What the exercise asks: Render every entry verbatim.

Dataset:
▶
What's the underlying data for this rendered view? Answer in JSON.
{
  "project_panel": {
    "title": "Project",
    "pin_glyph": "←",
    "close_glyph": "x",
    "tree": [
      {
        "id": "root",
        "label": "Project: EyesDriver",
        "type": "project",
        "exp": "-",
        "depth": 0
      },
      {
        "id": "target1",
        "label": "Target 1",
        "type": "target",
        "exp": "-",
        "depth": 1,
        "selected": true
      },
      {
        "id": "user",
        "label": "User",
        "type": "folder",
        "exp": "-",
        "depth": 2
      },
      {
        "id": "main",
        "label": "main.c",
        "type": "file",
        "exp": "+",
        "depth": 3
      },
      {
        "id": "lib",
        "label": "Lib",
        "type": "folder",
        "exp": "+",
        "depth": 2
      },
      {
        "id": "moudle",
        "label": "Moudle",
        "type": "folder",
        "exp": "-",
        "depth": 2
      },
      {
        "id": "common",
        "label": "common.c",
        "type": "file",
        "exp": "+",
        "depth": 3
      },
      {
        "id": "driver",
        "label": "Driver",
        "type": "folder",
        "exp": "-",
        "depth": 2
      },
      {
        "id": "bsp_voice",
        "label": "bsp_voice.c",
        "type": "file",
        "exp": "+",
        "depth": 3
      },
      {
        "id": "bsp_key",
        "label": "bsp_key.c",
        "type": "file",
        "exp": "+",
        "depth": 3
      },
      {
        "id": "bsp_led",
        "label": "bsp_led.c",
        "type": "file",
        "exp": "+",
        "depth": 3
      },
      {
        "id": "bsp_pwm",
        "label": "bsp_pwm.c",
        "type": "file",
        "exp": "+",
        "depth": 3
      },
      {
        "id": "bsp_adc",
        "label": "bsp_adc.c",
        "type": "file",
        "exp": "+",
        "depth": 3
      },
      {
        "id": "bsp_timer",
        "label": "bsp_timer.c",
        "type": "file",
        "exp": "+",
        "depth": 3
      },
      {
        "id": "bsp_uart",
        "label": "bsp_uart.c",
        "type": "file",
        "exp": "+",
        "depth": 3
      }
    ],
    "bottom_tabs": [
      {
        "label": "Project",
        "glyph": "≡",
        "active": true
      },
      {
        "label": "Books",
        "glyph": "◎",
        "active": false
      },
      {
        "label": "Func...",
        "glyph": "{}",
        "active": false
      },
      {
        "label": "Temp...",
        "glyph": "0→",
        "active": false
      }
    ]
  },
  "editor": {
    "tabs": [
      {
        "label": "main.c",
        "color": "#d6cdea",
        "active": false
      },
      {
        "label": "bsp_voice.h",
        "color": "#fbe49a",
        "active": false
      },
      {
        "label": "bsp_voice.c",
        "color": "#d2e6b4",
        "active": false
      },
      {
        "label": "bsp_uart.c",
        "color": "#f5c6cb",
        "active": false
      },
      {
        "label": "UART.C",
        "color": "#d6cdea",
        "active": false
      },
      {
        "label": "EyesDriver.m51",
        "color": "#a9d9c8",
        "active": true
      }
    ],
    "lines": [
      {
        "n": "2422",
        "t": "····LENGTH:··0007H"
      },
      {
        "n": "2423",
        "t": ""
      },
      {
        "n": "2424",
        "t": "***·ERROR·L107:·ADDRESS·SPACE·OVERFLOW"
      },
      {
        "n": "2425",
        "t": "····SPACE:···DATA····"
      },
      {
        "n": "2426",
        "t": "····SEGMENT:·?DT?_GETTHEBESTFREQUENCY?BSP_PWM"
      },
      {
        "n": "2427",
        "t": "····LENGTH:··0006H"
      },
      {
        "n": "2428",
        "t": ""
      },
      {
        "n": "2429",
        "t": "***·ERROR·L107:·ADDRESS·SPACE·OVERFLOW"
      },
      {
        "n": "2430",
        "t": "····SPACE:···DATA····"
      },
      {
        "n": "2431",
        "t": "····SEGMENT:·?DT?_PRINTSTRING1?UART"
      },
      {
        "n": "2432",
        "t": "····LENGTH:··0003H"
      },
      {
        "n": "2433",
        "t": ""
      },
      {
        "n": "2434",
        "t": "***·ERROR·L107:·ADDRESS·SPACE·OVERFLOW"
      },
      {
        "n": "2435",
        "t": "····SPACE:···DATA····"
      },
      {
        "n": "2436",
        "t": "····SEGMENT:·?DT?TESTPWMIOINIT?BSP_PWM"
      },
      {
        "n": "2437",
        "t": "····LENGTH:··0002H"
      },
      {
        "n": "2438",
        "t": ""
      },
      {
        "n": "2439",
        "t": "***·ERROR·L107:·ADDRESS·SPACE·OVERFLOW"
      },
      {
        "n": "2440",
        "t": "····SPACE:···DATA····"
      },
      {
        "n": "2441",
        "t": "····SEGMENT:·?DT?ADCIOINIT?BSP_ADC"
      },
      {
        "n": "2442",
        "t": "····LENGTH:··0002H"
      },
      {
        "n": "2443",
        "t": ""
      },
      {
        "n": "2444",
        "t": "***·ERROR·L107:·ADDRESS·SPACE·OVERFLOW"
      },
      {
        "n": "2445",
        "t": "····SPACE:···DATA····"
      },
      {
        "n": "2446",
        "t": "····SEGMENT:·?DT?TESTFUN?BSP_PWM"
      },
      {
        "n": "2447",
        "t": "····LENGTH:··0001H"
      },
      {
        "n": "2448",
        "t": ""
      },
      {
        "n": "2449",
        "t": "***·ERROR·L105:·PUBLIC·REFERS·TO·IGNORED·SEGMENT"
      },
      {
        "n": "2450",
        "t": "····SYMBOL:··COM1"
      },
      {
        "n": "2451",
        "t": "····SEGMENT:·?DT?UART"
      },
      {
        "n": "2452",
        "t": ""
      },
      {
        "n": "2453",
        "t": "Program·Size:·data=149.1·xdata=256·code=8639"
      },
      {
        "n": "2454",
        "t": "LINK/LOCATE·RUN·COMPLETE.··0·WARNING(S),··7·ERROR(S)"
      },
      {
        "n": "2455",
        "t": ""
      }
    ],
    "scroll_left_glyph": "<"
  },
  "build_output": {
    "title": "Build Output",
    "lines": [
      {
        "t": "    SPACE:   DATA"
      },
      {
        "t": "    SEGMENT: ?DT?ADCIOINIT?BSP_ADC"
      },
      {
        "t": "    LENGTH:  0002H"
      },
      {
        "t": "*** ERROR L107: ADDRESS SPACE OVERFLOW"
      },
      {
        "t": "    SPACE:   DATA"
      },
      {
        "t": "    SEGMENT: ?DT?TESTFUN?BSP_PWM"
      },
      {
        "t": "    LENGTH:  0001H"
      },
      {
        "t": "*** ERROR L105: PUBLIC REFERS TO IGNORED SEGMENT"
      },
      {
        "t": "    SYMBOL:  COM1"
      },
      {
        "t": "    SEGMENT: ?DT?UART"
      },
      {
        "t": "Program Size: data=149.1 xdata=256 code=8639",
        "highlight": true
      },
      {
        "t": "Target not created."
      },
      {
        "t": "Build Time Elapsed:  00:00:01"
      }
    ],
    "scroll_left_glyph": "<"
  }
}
◀
Solution for this task:
What's the underlying data for this rendered view? Answer in JSON.
{
  "project_panel": {
    "title": "Project",
    "pin_glyph": "←",
    "close_glyph": "x",
    "tree": [
      {
        "id": "root",
        "label": "Project: EyesDriver",
        "type": "project",
        "exp": "-",
        "depth": 0
      },
      {
        "id": "target1",
        "label": "Target 1",
        "type": "target",
        "exp": "-",
        "depth": 1,
        "selected": true
      },
      {
        "id": "user",
        "label": "User",
        "type": "folder",
        "exp": "-",
        "depth": 2
      },
      {
        "id": "main",
        "label": "main.c",
        "type": "file",
        "exp": "+",
        "depth": 3
      },
      {
        "id": "lib",
        "label": "Lib",
        "type": "folder",
        "exp": "+",
        "depth": 2
      },
      {
        "id": "moudle",
        "label": "Moudle",
        "type": "folder",
        "exp": "-",
        "depth": 2
      },
      {
        "id": "common",
        "label": "common.c",
        "type": "file",
        "exp": "+",
        "depth": 3
      },
      {
        "id": "driver",
        "label": "Driver",
        "type": "folder",
        "exp": "-",
        "depth": 2
      },
      {
        "id": "bsp_voice",
        "label": "bsp_voice.c",
        "type": "file",
        "exp": "+",
        "depth": 3
      },
      {
        "id": "bsp_key",
        "label": "bsp_key.c",
        "type": "file",
        "exp": "+",
        "depth": 3
      },
      {
        "id": "bsp_led",
        "label": "bsp_led.c",
        "type": "file",
        "exp": "+",
        "depth": 3
      },
      {
        "id": "bsp_pwm",
        "label": "bsp_pwm.c",
        "type": "file",
        "exp": "+",
        "depth": 3
      },
      {
        "id": "bsp_adc",
        "label": "bsp_adc.c",
        "type": "file",
        "exp": "+",
        "depth": 3
      },
      {
        "id": "bsp_timer",
        "label": "bsp_timer.c",
        "type": "file",
        "exp": "+",
        "depth": 3
      },
      {
        "id": "bsp_uart",
        "label": "bsp_uart.c",
        "type": "file",
        "exp": "+",
        "depth": 3
      }
    ],
    "bottom_tabs": [
      {
        "label": "Project",
        "glyph": "≡",
        "active": true
      },
      {
        "label": "Books",
        "glyph": "◎",
        "active": false
      },
      {
        "label": "Func...",
        "glyph": "{}",
        "active": false
      },
      {
        "label": "Temp...",
        "glyph": "0→",
        "active": false
      }
    ]
  },
  "editor": {
    "tabs": [
      {
        "label": "main.c",
        "color": "#d6cdea",
        "active": false
      },
      {
        "label": "bsp_voice.h",
        "color": "#fbe49a",
        "active": false
      },
      {
        "label": "bsp_voice.c",
        "color": "#d2e6b4",
        "active": false
      },
      {
        "label": "bsp_uart.c",
        "color": "#f5c6cb",
        "active": false
      },
      {
        "label": "UART.C",
        "color": "#d6cdea",
        "active": false
      },
      {
        "label": "EyesDriver.m51",
        "color": "#a9d9c8",
        "active": true
      }
    ],
    "lines": [
      {
        "n": "2422",
        "t": "····LENGTH:··0007H"
      },
      {
        "n": "2423",
        "t": ""
      },
      {
        "n": "2424",
        "t": "***·ERROR·L107:·ADDRESS·SPACE·OVERFLOW"
      },
      {
        "n": "2425",
        "t": "····SPACE:···DATA····"
      },
      {
        "n": "2426",
        "t": "····SEGMENT:·?DT?_GETTHEBESTFREQUENCY?BSP_PWM"
      },
      {
        "n": "2427",
        "t": "····LENGTH:··0006H"
      },
      {
        "n": "2428",
        "t": ""
      },
      {
        "n": "2429",
        "t": "***·ERROR·L107:·ADDRESS·SPACE·OVERFLOW"
      },
      {
        "n": "2430",
        "t": "····SPACE:···DATA····"
      },
      {
        "n": "2431",
        "t": "····SEGMENT:·?DT?_PRINTSTRING1?UART"
      },
      {
        "n": "2432",
        "t": "····LENGTH:··0003H"
      },
      {
        "n": "2433",
        "t": ""
      },
      {
        "n": "2434",
        "t": "***·ERROR·L107:·ADDRESS·SPACE·OVERFLOW"
      },
      {
        "n": "2435",
        "t": "····SPACE:···DATA····"
      },
      {
        "n": "2436",
        "t": "····SEGMENT:·?DT?TESTPWMIOINIT?BSP_PWM"
      },
      {
        "n": "2437",
        "t": "····LENGTH:··0002H"
      },
      {
        "n": "2438",
        "t": ""
      },
      {
        "n": "2439",
        "t": "***·ERROR·L107:·ADDRESS·SPACE·OVERFLOW"
      },
      {
        "n": "2440",
        "t": "····SPACE:···DATA····"
      },
      {
        "n": "2441",
        "t": "····SEGMENT:·?DT?ADCIOINIT?BSP_ADC"
      },
      {
        "n": "2442",
        "t": "····LENGTH:··0002H"
      },
      {
        "n": "2443",
        "t": ""
      },
      {
        "n": "2444",
        "t": "***·ERROR·L107:·ADDRESS·SPACE·OVERFLOW"
      },
      {
        "n": "2445",
        "t": "····SPACE:···DATA····"
      },
      {
        "n": "2446",
        "t": "····SEGMENT:·?DT?TESTFUN?BSP_PWM"
      },
      {
        "n": "2447",
        "t": "····LENGTH:··0001H"
      },
      {
        "n": "2448",
        "t": ""
      },
      {
        "n": "2449",
        "t": "***·ERROR·L105:·PUBLIC·REFERS·TO·IGNORED·SEGMENT"
      },
      {
        "n": "2450",
        "t": "····SYMBOL:··COM1"
      },
      {
        "n": "2451",
        "t": "····SEGMENT:·?DT?UART"
      },
      {
        "n": "2452",
        "t": ""
      },
      {
        "n": "2453",
        "t": "Program·Size:·data=149.1·xdata=256·code=8639"
      },
      {
        "n": "2454",
        "t": "LINK/LOCATE·RUN·COMPLETE.··0·WARNING(S),··7·ERROR(S)"
      },
      {
        "n": "2455",
        "t": ""
      }
    ],
    "scroll_left_glyph": "<"
  },
  "build_output": {
    "title": "Build Output",
    "lines": [
      {
        "t": "    SPACE:   DATA"
      },
      {
        "t": "    SEGMENT: ?DT?ADCIOINIT?BSP_ADC"
      },
      {
        "t": "    LENGTH:  0002H"
      },
      {
        "t": "*** ERROR L107: ADDRESS SPACE OVERFLOW"
      },
      {
        "t": "    SPACE:   DATA"
      },
      {
        "t": "    SEGMENT: ?DT?TESTFUN?BSP_PWM"
      },
      {
        "t": "    LENGTH:  0001H"
      },
      {
        "t": "*** ERROR L105: PUBLIC REFERS TO IGNORED SEGMENT"
      },
      {
        "t": "    SYMBOL:  COM1"
      },
      {
        "t": "    SEGMENT: ?DT?UART"
      },
      {
        "t": "Program Size: data=149.1 xdata=256 code=8639",
        "highlight": true
      },
      {
        "t": "Target not created."
      },
      {
        "t": "Build Time Elapsed:  00:00:01"
      }
    ],
    "scroll_left_glyph": "<"
  }
}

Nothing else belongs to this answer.